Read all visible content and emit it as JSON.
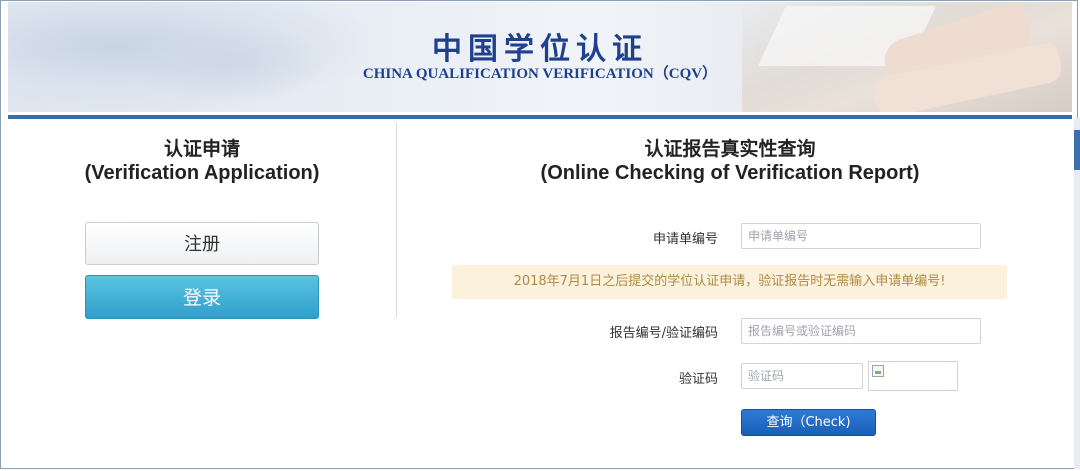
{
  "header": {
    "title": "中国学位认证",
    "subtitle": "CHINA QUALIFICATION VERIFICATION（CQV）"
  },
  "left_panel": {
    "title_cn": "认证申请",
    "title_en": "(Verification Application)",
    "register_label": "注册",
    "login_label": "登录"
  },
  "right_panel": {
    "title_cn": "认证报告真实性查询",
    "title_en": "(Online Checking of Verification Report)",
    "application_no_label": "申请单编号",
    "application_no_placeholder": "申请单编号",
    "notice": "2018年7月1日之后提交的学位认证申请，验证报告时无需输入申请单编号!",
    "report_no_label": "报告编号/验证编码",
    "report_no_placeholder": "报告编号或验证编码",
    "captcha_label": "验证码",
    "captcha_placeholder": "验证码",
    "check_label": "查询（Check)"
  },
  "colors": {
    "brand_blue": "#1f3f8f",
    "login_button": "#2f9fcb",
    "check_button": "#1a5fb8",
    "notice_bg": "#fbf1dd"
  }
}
○ ○ ○ ○ ○ ○ ○
Set exercise :: Write every record out again exactly; no pictures belong in the copy.

Result of this exercise ::
Read all visible content and emit it as JSON.
{
  "header": {
    "title": "中国学位认证",
    "subtitle": "CHINA QUALIFICATION VERIFICATION（CQV）"
  },
  "left_panel": {
    "title_cn": "认证申请",
    "title_en": "(Verification Application)",
    "register_label": "注册",
    "login_label": "登录"
  },
  "right_panel": {
    "title_cn": "认证报告真实性查询",
    "title_en": "(Online Checking of Verification Report)",
    "application_no_label": "申请单编号",
    "application_no_placeholder": "申请单编号",
    "notice": "2018年7月1日之后提交的学位认证申请，验证报告时无需输入申请单编号!",
    "report_no_label": "报告编号/验证编码",
    "report_no_placeholder": "报告编号或验证编码",
    "captcha_label": "验证码",
    "captcha_placeholder": "验证码",
    "check_label": "查询（Check)"
  },
  "colors": {
    "brand_blue": "#1f3f8f",
    "login_button": "#2f9fcb",
    "check_button": "#1a5fb8",
    "notice_bg": "#fbf1dd"
  }
}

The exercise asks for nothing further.